## [WORK INSTRUCTIONS]
Where the data below has the string "prefix", return the whole line.

(Records excerpted from a collection)
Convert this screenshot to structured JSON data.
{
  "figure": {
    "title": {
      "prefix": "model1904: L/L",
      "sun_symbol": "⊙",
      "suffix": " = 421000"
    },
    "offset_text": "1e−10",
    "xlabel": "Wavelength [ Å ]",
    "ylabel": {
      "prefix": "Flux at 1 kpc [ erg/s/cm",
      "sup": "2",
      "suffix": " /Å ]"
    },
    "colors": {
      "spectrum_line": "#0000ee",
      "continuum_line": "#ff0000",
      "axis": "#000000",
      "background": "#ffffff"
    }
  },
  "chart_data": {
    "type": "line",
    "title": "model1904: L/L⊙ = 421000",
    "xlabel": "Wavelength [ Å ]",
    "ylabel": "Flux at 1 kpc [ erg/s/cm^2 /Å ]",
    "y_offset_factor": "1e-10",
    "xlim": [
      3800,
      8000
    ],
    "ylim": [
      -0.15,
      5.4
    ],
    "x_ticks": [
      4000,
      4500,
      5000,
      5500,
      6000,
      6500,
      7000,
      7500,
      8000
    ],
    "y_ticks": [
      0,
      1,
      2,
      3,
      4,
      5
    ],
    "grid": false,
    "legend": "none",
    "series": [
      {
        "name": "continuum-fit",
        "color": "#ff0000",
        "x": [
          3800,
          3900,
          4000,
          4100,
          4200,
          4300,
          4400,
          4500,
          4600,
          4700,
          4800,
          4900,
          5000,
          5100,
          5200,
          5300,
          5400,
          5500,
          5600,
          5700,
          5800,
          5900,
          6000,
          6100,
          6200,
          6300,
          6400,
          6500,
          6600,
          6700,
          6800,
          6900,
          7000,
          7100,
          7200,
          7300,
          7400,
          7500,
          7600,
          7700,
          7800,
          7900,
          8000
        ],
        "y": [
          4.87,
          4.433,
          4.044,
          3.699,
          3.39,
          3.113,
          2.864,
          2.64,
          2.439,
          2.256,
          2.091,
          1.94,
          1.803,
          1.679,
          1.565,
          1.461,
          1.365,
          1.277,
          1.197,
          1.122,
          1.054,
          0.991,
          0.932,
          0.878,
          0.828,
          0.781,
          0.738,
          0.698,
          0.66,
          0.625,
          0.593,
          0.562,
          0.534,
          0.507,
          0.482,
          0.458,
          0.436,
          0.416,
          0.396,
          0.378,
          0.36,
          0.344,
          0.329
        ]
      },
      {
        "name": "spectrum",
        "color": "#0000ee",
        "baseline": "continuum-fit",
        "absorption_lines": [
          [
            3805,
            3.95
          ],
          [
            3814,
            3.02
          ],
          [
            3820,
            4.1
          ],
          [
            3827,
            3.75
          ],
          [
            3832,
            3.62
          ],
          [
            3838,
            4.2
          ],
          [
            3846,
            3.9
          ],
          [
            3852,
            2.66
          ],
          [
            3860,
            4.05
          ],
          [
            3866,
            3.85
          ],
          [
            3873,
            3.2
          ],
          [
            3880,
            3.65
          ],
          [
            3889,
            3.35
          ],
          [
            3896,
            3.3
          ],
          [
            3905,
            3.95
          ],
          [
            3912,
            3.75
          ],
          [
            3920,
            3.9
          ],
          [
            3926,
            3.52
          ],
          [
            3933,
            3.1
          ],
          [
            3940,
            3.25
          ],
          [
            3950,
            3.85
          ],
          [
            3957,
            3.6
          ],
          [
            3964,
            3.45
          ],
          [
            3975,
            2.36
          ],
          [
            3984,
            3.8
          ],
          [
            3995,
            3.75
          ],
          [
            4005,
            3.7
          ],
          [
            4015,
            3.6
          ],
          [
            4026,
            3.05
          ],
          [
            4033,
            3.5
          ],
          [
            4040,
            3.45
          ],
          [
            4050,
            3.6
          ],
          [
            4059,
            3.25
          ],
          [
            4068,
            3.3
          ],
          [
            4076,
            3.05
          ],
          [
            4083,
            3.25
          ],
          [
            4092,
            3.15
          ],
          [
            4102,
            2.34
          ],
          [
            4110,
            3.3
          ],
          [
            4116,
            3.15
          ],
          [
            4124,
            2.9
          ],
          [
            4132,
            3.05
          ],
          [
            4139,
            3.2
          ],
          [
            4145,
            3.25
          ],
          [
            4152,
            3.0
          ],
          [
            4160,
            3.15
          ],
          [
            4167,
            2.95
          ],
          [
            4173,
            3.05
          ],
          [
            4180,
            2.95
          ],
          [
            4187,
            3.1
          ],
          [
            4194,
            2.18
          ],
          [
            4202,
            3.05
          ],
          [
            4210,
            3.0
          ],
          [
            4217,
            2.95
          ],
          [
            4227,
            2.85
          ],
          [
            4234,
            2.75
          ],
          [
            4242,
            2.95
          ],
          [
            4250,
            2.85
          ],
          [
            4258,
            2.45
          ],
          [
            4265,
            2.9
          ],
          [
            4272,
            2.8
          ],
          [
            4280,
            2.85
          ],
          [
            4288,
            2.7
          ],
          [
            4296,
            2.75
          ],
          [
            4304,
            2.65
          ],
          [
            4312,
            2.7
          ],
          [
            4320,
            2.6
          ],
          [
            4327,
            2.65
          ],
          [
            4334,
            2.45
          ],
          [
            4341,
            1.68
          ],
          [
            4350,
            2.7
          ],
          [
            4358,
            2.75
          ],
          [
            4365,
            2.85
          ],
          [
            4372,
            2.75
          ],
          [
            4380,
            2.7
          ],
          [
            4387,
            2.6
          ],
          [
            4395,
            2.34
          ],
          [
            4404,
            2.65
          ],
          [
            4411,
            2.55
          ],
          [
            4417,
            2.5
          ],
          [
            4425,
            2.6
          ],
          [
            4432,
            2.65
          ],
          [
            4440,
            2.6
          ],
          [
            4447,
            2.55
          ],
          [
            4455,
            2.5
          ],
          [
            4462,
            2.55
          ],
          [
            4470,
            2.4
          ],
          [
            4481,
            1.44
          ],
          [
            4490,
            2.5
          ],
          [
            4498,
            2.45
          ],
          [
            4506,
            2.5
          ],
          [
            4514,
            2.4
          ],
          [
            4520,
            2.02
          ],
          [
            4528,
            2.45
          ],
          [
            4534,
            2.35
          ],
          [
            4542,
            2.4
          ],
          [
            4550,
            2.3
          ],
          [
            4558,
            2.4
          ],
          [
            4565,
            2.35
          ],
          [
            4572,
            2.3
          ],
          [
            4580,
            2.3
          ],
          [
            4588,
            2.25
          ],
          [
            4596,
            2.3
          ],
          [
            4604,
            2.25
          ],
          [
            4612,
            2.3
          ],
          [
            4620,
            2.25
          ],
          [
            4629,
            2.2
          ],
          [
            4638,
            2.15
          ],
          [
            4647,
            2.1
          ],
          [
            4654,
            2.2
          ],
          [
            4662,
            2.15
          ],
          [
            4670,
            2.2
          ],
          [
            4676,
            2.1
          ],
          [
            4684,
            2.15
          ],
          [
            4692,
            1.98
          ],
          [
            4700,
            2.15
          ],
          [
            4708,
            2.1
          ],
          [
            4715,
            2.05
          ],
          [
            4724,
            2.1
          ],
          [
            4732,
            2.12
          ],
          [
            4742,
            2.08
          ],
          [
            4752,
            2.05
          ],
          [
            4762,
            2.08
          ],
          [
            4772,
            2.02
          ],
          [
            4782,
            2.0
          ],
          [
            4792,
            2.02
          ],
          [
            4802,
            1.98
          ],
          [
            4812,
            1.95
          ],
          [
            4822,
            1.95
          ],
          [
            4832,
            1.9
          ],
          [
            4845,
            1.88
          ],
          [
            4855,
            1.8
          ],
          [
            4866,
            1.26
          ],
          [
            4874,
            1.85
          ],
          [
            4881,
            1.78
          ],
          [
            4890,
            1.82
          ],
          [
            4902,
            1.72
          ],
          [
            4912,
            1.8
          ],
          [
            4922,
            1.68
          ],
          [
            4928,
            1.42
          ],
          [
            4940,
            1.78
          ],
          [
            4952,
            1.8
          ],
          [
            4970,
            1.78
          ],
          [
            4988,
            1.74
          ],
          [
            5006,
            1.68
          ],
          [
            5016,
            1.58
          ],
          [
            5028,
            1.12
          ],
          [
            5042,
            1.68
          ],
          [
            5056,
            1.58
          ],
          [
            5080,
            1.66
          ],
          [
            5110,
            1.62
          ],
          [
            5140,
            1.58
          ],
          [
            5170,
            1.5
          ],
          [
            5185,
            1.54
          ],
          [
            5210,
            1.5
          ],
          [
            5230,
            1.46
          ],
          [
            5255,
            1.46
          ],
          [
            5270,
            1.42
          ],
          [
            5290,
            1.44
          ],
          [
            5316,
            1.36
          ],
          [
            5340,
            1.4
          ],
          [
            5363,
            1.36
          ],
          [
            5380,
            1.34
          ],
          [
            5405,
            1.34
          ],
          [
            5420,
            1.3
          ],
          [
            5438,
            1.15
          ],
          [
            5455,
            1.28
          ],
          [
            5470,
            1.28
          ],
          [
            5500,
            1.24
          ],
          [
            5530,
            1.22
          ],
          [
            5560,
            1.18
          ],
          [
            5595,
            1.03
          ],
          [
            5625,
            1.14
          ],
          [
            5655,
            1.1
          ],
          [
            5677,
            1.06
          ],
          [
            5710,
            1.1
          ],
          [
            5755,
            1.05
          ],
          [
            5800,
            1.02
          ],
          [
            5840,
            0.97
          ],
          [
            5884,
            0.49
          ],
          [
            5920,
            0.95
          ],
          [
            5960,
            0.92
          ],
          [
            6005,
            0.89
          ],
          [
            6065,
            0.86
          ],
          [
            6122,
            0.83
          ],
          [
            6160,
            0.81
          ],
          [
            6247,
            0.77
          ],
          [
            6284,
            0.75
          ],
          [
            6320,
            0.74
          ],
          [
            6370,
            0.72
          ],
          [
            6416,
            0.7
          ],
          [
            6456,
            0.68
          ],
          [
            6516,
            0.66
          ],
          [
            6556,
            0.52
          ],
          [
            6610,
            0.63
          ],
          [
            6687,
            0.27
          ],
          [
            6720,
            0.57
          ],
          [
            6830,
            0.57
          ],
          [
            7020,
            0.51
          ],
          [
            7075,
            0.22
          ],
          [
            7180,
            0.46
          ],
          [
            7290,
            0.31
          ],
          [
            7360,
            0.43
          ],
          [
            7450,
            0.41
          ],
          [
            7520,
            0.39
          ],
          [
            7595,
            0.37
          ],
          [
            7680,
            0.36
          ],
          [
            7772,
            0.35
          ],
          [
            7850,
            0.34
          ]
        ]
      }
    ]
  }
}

## [ANSWER TO THIS TASK]
      "prefix": "model1904: L/L",
      "prefix": "Flux at 1 kpc [ erg/s/cm",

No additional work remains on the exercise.